## What this task involves
Reproduce all the entries precisely.

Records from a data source
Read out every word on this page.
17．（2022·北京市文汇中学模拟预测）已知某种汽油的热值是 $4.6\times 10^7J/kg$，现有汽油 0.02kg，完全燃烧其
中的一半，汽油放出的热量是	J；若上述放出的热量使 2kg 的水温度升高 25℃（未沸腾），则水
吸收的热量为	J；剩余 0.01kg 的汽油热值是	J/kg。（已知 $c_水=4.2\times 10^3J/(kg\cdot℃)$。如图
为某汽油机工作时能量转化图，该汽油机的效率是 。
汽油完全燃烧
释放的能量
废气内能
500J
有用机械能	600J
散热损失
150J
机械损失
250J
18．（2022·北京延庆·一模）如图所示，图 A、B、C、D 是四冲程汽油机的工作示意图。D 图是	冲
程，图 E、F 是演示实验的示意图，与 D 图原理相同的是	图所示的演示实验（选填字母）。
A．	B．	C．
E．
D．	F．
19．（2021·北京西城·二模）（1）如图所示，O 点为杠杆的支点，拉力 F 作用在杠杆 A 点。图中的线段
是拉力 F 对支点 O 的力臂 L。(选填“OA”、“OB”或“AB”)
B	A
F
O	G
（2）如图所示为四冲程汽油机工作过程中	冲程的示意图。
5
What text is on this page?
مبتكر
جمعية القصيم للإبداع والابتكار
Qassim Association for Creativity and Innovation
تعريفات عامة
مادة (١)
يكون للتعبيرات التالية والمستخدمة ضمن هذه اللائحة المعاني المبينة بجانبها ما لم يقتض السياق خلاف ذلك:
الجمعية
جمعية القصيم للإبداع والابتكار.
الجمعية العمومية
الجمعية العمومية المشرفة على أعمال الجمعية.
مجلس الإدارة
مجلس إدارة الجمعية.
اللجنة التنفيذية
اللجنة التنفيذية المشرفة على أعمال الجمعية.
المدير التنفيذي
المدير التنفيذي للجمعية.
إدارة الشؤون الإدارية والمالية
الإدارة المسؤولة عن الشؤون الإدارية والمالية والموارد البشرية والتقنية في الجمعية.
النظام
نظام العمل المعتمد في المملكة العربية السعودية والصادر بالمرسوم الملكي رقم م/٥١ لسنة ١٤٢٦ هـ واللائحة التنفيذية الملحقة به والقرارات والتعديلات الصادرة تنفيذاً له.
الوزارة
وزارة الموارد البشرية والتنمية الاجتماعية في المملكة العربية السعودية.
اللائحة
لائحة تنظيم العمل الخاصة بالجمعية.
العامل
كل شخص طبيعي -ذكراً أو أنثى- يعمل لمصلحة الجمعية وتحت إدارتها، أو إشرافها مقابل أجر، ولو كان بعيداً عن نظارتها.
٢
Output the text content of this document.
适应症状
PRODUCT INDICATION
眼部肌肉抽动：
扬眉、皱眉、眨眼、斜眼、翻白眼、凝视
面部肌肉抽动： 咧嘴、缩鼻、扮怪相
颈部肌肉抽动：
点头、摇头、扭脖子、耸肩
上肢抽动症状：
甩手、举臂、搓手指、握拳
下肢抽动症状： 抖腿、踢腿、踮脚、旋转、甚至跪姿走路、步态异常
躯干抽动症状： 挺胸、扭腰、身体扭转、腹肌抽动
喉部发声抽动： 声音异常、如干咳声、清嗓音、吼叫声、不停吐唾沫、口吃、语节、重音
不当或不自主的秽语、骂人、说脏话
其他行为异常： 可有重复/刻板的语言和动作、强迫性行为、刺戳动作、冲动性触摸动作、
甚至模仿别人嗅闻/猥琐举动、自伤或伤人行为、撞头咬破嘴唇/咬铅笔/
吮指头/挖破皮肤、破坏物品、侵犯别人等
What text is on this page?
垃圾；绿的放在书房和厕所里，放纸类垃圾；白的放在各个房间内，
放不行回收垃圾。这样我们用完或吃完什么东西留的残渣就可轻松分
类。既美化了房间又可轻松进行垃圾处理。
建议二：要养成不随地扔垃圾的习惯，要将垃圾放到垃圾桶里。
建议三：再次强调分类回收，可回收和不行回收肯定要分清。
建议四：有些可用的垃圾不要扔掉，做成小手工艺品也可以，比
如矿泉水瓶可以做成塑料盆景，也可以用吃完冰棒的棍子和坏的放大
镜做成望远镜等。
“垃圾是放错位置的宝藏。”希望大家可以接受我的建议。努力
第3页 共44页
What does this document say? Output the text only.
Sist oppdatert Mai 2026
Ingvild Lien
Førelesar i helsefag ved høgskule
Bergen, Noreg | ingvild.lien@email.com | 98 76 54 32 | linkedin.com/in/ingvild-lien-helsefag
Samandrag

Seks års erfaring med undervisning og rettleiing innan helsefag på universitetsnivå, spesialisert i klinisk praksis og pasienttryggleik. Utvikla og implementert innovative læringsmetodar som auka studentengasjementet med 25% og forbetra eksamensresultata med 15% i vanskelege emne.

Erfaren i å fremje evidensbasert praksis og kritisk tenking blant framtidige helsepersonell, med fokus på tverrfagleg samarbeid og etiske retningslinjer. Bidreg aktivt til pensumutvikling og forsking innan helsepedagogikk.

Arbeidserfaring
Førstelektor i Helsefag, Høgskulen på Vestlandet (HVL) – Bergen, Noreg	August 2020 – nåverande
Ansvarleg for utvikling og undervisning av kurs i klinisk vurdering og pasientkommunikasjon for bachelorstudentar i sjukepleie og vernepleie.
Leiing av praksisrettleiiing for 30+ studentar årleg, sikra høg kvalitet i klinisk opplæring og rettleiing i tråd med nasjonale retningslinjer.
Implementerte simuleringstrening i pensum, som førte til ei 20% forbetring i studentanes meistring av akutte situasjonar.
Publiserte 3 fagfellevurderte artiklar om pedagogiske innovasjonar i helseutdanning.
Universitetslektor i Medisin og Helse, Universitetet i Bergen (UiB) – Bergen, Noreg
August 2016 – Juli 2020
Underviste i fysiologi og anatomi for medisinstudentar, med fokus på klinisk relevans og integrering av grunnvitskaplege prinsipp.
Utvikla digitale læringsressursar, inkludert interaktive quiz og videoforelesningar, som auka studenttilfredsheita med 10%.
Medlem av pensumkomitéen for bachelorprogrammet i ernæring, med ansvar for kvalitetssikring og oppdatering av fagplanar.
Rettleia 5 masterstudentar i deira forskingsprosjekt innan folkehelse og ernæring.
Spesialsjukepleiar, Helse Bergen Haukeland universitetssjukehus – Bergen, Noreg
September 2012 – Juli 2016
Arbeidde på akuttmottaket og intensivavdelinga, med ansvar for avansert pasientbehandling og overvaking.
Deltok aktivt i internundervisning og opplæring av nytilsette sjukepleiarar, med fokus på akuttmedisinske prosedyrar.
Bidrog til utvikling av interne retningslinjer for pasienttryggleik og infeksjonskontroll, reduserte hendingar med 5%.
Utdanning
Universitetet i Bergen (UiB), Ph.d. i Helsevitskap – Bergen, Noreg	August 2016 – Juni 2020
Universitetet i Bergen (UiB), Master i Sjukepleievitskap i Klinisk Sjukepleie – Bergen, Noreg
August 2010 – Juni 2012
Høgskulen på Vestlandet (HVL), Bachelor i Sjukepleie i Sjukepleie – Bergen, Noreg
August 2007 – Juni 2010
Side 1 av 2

## Completed task
Read out every word on this page.
17．（2022·北京市文汇中学模拟预测）已知某种汽油的热值是 $4.6\times 10^7J/kg$，现有汽油 0.02kg，完全燃烧其
中的一半，汽油放出的热量是	J；若上述放出的热量使 2kg 的水温度升高 25℃（未沸腾），则水
吸收的热量为	J；剩余 0.01kg 的汽油热值是	J/kg。（已知 $c_水=4.2\times 10^3J/(kg\cdot℃)$。如图
为某汽油机工作时能量转化图，该汽油机的效率是 。
汽油完全燃烧
释放的能量
废气内能
500J
有用机械能	600J
散热损失
150J
机械损失
250J
18．（2022·北京延庆·一模）如图所示，图 A、B、C、D 是四冲程汽油机的工作示意图。D 图是	冲
程，图 E、F 是演示实验的示意图，与 D 图原理相同的是	图所示的演示实验（选填字母）。
A．	B．	C．
E．
D．	F．
19．（2021·北京西城·二模）（1）如图所示，O 点为杠杆的支点，拉力 F 作用在杠杆 A 点。图中的线段
是拉力 F 对支点 O 的力臂 L。(选填“OA”、“OB”或“AB”)
B	A
F
O	G
（2）如图所示为四冲程汽油机工作过程中	冲程的示意图。
5
What text is on this page?
مبتكر
جمعية القصيم للإبداع والابتكار
Qassim Association for Creativity and Innovation
تعريفات عامة
مادة (١)
يكون للتعبيرات التالية والمستخدمة ضمن هذه اللائحة المعاني المبينة بجانبها ما لم يقتض السياق خلاف ذلك:
الجمعية
جمعية القصيم للإبداع والابتكار.
الجمعية العمومية
الجمعية العمومية المشرفة على أعمال الجمعية.
مجلس الإدارة
مجلس إدارة الجمعية.
اللجنة التنفيذية
اللجنة التنفيذية المشرفة على أعمال الجمعية.
المدير التنفيذي
المدير التنفيذي للجمعية.
إدارة الشؤون الإدارية والمالية
الإدارة المسؤولة عن الشؤون الإدارية والمالية والموارد البشرية والتقنية في الجمعية.
النظام
نظام العمل المعتمد في المملكة العربية السعودية والصادر بالمرسوم الملكي رقم م/٥١ لسنة ١٤٢٦ هـ واللائحة التنفيذية الملحقة به والقرارات والتعديلات الصادرة تنفيذاً له.
الوزارة
وزارة الموارد البشرية والتنمية الاجتماعية في المملكة العربية السعودية.
اللائحة
لائحة تنظيم العمل الخاصة بالجمعية.
العامل
كل شخص طبيعي -ذكراً أو أنثى- يعمل لمصلحة الجمعية وتحت إدارتها، أو إشرافها مقابل أجر، ولو كان بعيداً عن نظارتها.
٢
Output the text content of this document.
适应症状
PRODUCT INDICATION
眼部肌肉抽动：
扬眉、皱眉、眨眼、斜眼、翻白眼、凝视
面部肌肉抽动： 咧嘴、缩鼻、扮怪相
颈部肌肉抽动：
点头、摇头、扭脖子、耸肩
上肢抽动症状：
甩手、举臂、搓手指、握拳
下肢抽动症状： 抖腿、踢腿、踮脚、旋转、甚至跪姿走路、步态异常
躯干抽动症状： 挺胸、扭腰、身体扭转、腹肌抽动
喉部发声抽动： 声音异常、如干咳声、清嗓音、吼叫声、不停吐唾沫、口吃、语节、重音
不当或不自主的秽语、骂人、说脏话
其他行为异常： 可有重复/刻板的语言和动作、强迫性行为、刺戳动作、冲动性触摸动作、
甚至模仿别人嗅闻/猥琐举动、自伤或伤人行为、撞头咬破嘴唇/咬铅笔/
吮指头/挖破皮肤、破坏物品、侵犯别人等
What text is on this page?
垃圾；绿的放在书房和厕所里，放纸类垃圾；白的放在各个房间内，
放不行回收垃圾。这样我们用完或吃完什么东西留的残渣就可轻松分
类。既美化了房间又可轻松进行垃圾处理。
建议二：要养成不随地扔垃圾的习惯，要将垃圾放到垃圾桶里。
建议三：再次强调分类回收，可回收和不行回收肯定要分清。
建议四：有些可用的垃圾不要扔掉，做成小手工艺品也可以，比
如矿泉水瓶可以做成塑料盆景，也可以用吃完冰棒的棍子和坏的放大
镜做成望远镜等。
“垃圾是放错位置的宝藏。”希望大家可以接受我的建议。努力
第3页 共44页
What does this document say? Output the text only.
Sist oppdatert Mai 2026
Ingvild Lien
Førelesar i helsefag ved høgskule
Bergen, Noreg | ingvild.lien@email.com | 98 76 54 32 | linkedin.com/in/ingvild-lien-helsefag
Samandrag

Seks års erfaring med undervisning og rettleiing innan helsefag på universitetsnivå, spesialisert i klinisk praksis og pasienttryggleik. Utvikla og implementert innovative læringsmetodar som auka studentengasjementet med 25% og forbetra eksamensresultata med 15% i vanskelege emne.

Erfaren i å fremje evidensbasert praksis og kritisk tenking blant framtidige helsepersonell, med fokus på tverrfagleg samarbeid og etiske retningslinjer. Bidreg aktivt til pensumutvikling og forsking innan helsepedagogikk.

Arbeidserfaring
Førstelektor i Helsefag, Høgskulen på Vestlandet (HVL) – Bergen, Noreg	August 2020 – nåverande
Ansvarleg for utvikling og undervisning av kurs i klinisk vurdering og pasientkommunikasjon for bachelorstudentar i sjukepleie og vernepleie.
Leiing av praksisrettleiiing for 30+ studentar årleg, sikra høg kvalitet i klinisk opplæring og rettleiing i tråd med nasjonale retningslinjer.
Implementerte simuleringstrening i pensum, som førte til ei 20% forbetring i studentanes meistring av akutte situasjonar.
Publiserte 3 fagfellevurderte artiklar om pedagogiske innovasjonar i helseutdanning.
Universitetslektor i Medisin og Helse, Universitetet i Bergen (UiB) – Bergen, Noreg
August 2016 – Juli 2020
Underviste i fysiologi og anatomi for medisinstudentar, med fokus på klinisk relevans og integrering av grunnvitskaplege prinsipp.
Utvikla digitale læringsressursar, inkludert interaktive quiz og videoforelesningar, som auka studenttilfredsheita med 10%.
Medlem av pensumkomitéen for bachelorprogrammet i ernæring, med ansvar for kvalitetssikring og oppdatering av fagplanar.
Rettleia 5 masterstudentar i deira forskingsprosjekt innan folkehelse og ernæring.
Spesialsjukepleiar, Helse Bergen Haukeland universitetssjukehus – Bergen, Noreg
September 2012 – Juli 2016
Arbeidde på akuttmottaket og intensivavdelinga, med ansvar for avansert pasientbehandling og overvaking.
Deltok aktivt i internundervisning og opplæring av nytilsette sjukepleiarar, med fokus på akuttmedisinske prosedyrar.
Bidrog til utvikling av interne retningslinjer for pasienttryggleik og infeksjonskontroll, reduserte hendingar med 5%.
Utdanning
Universitetet i Bergen (UiB), Ph.d. i Helsevitskap – Bergen, Noreg	August 2016 – Juni 2020
Universitetet i Bergen (UiB), Master i Sjukepleievitskap i Klinisk Sjukepleie – Bergen, Noreg
August 2010 – Juni 2012
Høgskulen på Vestlandet (HVL), Bachelor i Sjukepleie i Sjukepleie – Bergen, Noreg
August 2007 – Juni 2010
Side 1 av 2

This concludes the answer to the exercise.